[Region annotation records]
○ ○ ○ ○
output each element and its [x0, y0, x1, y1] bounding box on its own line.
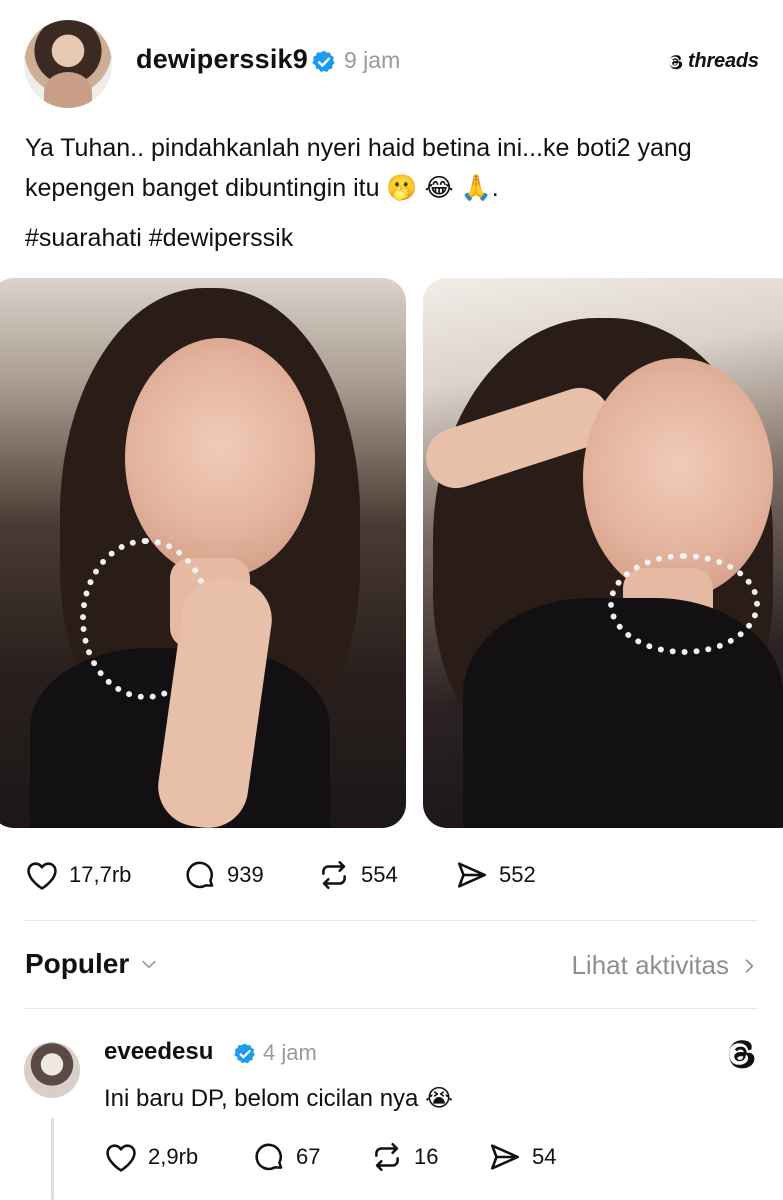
- comment-icon: [255, 1143, 283, 1171]
- share-count: 552: [499, 862, 536, 887]
- heart-icon: [27, 862, 57, 890]
- comment-like-button[interactable]: 2,9rb: [104, 1141, 252, 1173]
- post-text: Ya Tuhan.. pindahkanlah nyeri haid betin…: [25, 134, 692, 202]
- repost-count: 554: [361, 862, 398, 887]
- threads-logo: threads: [666, 50, 759, 73]
- verified-badge-icon: [234, 1043, 255, 1064]
- comment-icon: [186, 861, 214, 889]
- post-photo-1[interactable]: [0, 278, 406, 828]
- comment-reply-button[interactable]: 67: [252, 1140, 370, 1174]
- view-activity-label: Lihat aktivitas: [571, 950, 729, 980]
- like-button[interactable]: 17,7rb: [25, 859, 183, 891]
- comment-actions: 2,9rb 67 16 54: [104, 1140, 588, 1174]
- post-actions: 17,7rb 939 554 552: [25, 858, 575, 892]
- chevron-down-icon: [142, 960, 156, 969]
- sort-dropdown[interactable]: Populer: [25, 948, 159, 980]
- divider: [25, 1008, 758, 1009]
- chevron-right-icon: [745, 958, 754, 973]
- thread-line: [51, 1118, 54, 1200]
- comment-share-button[interactable]: 54: [488, 1140, 588, 1174]
- reply-count: 939: [227, 862, 264, 887]
- comment-repost-count: 16: [414, 1144, 439, 1169]
- send-icon: [457, 862, 487, 888]
- post-photo-2[interactable]: [423, 278, 783, 828]
- divider: [25, 920, 758, 921]
- send-icon: [490, 1144, 520, 1170]
- repost-icon: [375, 1142, 399, 1172]
- threads-icon[interactable]: [722, 1036, 758, 1072]
- heart-icon: [106, 1144, 136, 1172]
- comment-share-count: 54: [532, 1144, 557, 1169]
- comment-text: Ini baru DP, belom cicilan nya 😭: [104, 1085, 454, 1112]
- author-avatar[interactable]: [24, 20, 112, 108]
- post-hashtags[interactable]: #suarahati #dewiperssik: [25, 224, 293, 253]
- repost-button[interactable]: 554: [317, 858, 455, 892]
- reply-button[interactable]: 939: [183, 858, 317, 892]
- comment-like-count: 2,9rb: [148, 1144, 199, 1169]
- repost-icon: [322, 860, 346, 890]
- view-activity-link[interactable]: Lihat aktivitas: [571, 950, 759, 981]
- threads-wordmark: threads: [688, 50, 759, 72]
- like-count: 17,7rb: [69, 862, 132, 887]
- share-button[interactable]: 552: [455, 858, 575, 892]
- commenter-avatar[interactable]: [24, 1042, 80, 1098]
- comment-time: 4 jam: [263, 1040, 317, 1065]
- section-title: Populer: [25, 948, 130, 979]
- post-time: 9 jam: [344, 47, 401, 73]
- commenter-username[interactable]: eveedesu: [104, 1038, 213, 1066]
- comment-reply-count: 67: [296, 1144, 321, 1169]
- verified-badge-icon: [312, 50, 335, 72]
- threads-icon: [669, 54, 683, 69]
- author-username[interactable]: dewiperssik9: [136, 44, 308, 75]
- comment-repost-button[interactable]: 16: [370, 1140, 488, 1174]
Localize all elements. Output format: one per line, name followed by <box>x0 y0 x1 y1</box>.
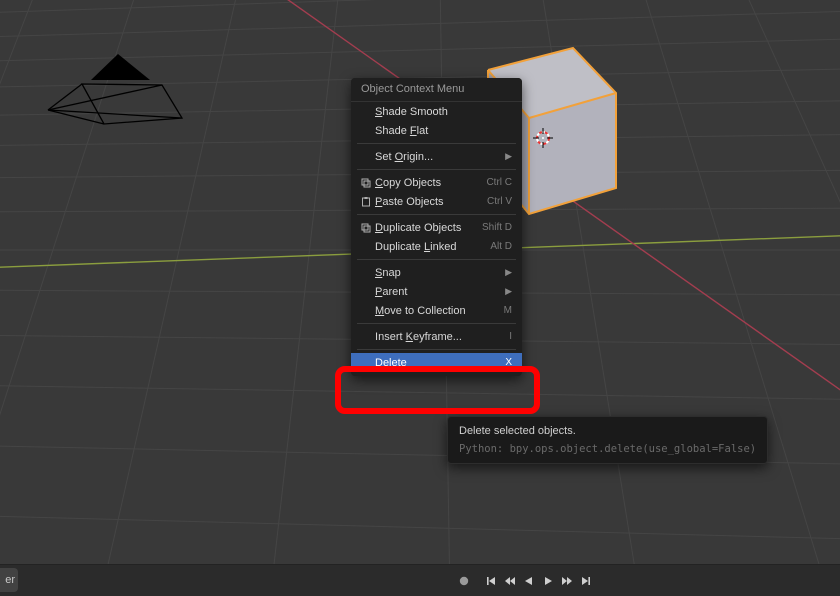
paste-icon <box>357 196 375 208</box>
copy-icon <box>357 177 375 189</box>
menu-label: Duplicate Linked <box>375 241 490 253</box>
shortcut: Shift D <box>482 222 512 233</box>
tooltip-text: Delete selected objects. <box>459 425 756 437</box>
menu-delete[interactable]: Delete X <box>351 353 522 372</box>
menu-separator <box>357 143 516 144</box>
menu-shade-flat[interactable]: Shade Flat <box>351 121 522 140</box>
submenu-arrow-icon: ▶ <box>505 151 512 162</box>
shortcut: Ctrl V <box>487 196 512 207</box>
menu-label: Delete <box>375 357 505 369</box>
shortcut: Alt D <box>490 241 512 252</box>
menu-label: Move to Collection <box>375 305 504 317</box>
submenu-arrow-icon: ▶ <box>505 267 512 278</box>
menu-label: Shade Flat <box>375 125 512 137</box>
menu-separator <box>357 323 516 324</box>
menu-label: Shade Smooth <box>375 106 512 118</box>
menu-title: Object Context Menu <box>351 78 522 102</box>
shortcut: I <box>509 331 512 342</box>
duplicate-icon <box>357 222 375 234</box>
timeline-left-tab[interactable]: er <box>0 568 18 592</box>
menu-move-to-collection[interactable]: Move to Collection M <box>351 301 522 320</box>
menu-separator <box>357 214 516 215</box>
menu-separator <box>357 169 516 170</box>
play-reverse-button[interactable] <box>519 571 538 590</box>
jump-to-end-button[interactable] <box>576 571 595 590</box>
playback-controls <box>454 571 595 590</box>
menu-label: Snap <box>375 267 501 279</box>
menu-set-origin[interactable]: Set Origin... ▶ <box>351 147 522 166</box>
menu-label: Parent <box>375 286 501 298</box>
menu-parent[interactable]: Parent ▶ <box>351 282 522 301</box>
shortcut: X <box>505 357 512 368</box>
camera-object[interactable] <box>46 42 226 172</box>
play-button[interactable] <box>538 571 557 590</box>
menu-shade-smooth[interactable]: Shade Smooth <box>351 102 522 121</box>
shortcut: M <box>504 305 512 316</box>
tooltip-python: Python: bpy.ops.object.delete(use_global… <box>459 443 756 455</box>
jump-next-keyframe-button[interactable] <box>557 571 576 590</box>
menu-label: Copy Objects <box>375 177 486 189</box>
menu-label: Paste Objects <box>375 196 487 208</box>
menu-label: Set Origin... <box>375 151 501 163</box>
menu-label: Duplicate Objects <box>375 222 482 234</box>
viewport-3d[interactable]: Object Context Menu Shade Smooth Shade F… <box>0 0 840 564</box>
menu-snap[interactable]: Snap ▶ <box>351 263 522 282</box>
cursor-3d-icon <box>531 126 555 150</box>
menu-duplicate-linked[interactable]: Duplicate Linked Alt D <box>351 237 522 256</box>
submenu-arrow-icon: ▶ <box>505 286 512 297</box>
menu-copy-objects[interactable]: Copy Objects Ctrl C <box>351 173 522 192</box>
menu-separator <box>357 259 516 260</box>
menu-insert-keyframe[interactable]: Insert Keyframe... I <box>351 327 522 346</box>
shortcut: Ctrl C <box>486 177 512 188</box>
object-context-menu: Object Context Menu Shade Smooth Shade F… <box>351 78 522 376</box>
menu-separator <box>357 349 516 350</box>
tooltip: Delete selected objects. Python: bpy.ops… <box>447 416 768 464</box>
auto-keying-button[interactable] <box>454 571 473 590</box>
menu-label: Insert Keyframe... <box>375 331 509 343</box>
menu-paste-objects[interactable]: Paste Objects Ctrl V <box>351 192 522 211</box>
jump-to-start-button[interactable] <box>481 571 500 590</box>
timeline-bar: er <box>0 564 840 596</box>
jump-prev-keyframe-button[interactable] <box>500 571 519 590</box>
menu-duplicate-objects[interactable]: Duplicate Objects Shift D <box>351 218 522 237</box>
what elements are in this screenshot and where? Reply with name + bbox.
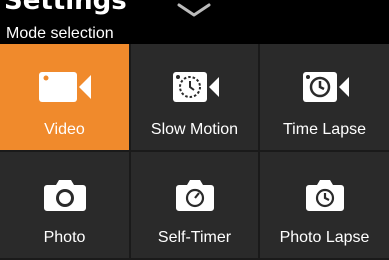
photo-lapse-camera-icon: [305, 180, 344, 211]
page-title: Mode selection: [6, 25, 114, 42]
mode-tile-slow-motion[interactable]: Slow Motion: [131, 44, 260, 152]
slow-motion-icon: [172, 72, 219, 102]
previous-screen-peek: Settings: [0, 0, 389, 22]
peek-title: Settings: [4, 0, 127, 16]
time-lapse-video-icon: [302, 72, 349, 102]
mode-label: Slow Motion: [150, 121, 239, 138]
video-camera-icon: [38, 72, 91, 102]
mode-label: Photo Lapse: [279, 229, 370, 246]
mode-tile-video[interactable]: Video: [0, 44, 131, 152]
mode-selection-header: Mode selection: [0, 24, 389, 44]
mode-label: Self-Timer: [157, 229, 232, 246]
mode-tile-time-lapse[interactable]: Time Lapse: [260, 44, 389, 152]
mode-tile-photo-lapse[interactable]: Photo Lapse: [260, 152, 389, 260]
mode-grid: Video Slow Motion Time Lapse Photo Self-…: [0, 44, 389, 260]
mode-label: Video: [44, 121, 85, 138]
mode-tile-photo[interactable]: Photo: [0, 152, 131, 260]
mode-label: Photo: [43, 229, 86, 246]
photo-camera-icon: [43, 180, 86, 211]
self-timer-camera-icon: [175, 180, 214, 211]
mode-tile-self-timer[interactable]: Self-Timer: [131, 152, 260, 260]
chevron-down-icon[interactable]: [176, 2, 212, 18]
mode-label: Time Lapse: [283, 121, 366, 138]
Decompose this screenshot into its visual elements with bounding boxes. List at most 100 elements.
○ ○ ○ ○
Brief –
Find each line in the entries above that contains the string "with" and copy those lines in full. Case counts when matching.

Answer below –
what elements are in this screenshot and where? Reply with name + bbox.
Decompose this screenshot into its visual elements with bounding boxes. List at most 100 elements.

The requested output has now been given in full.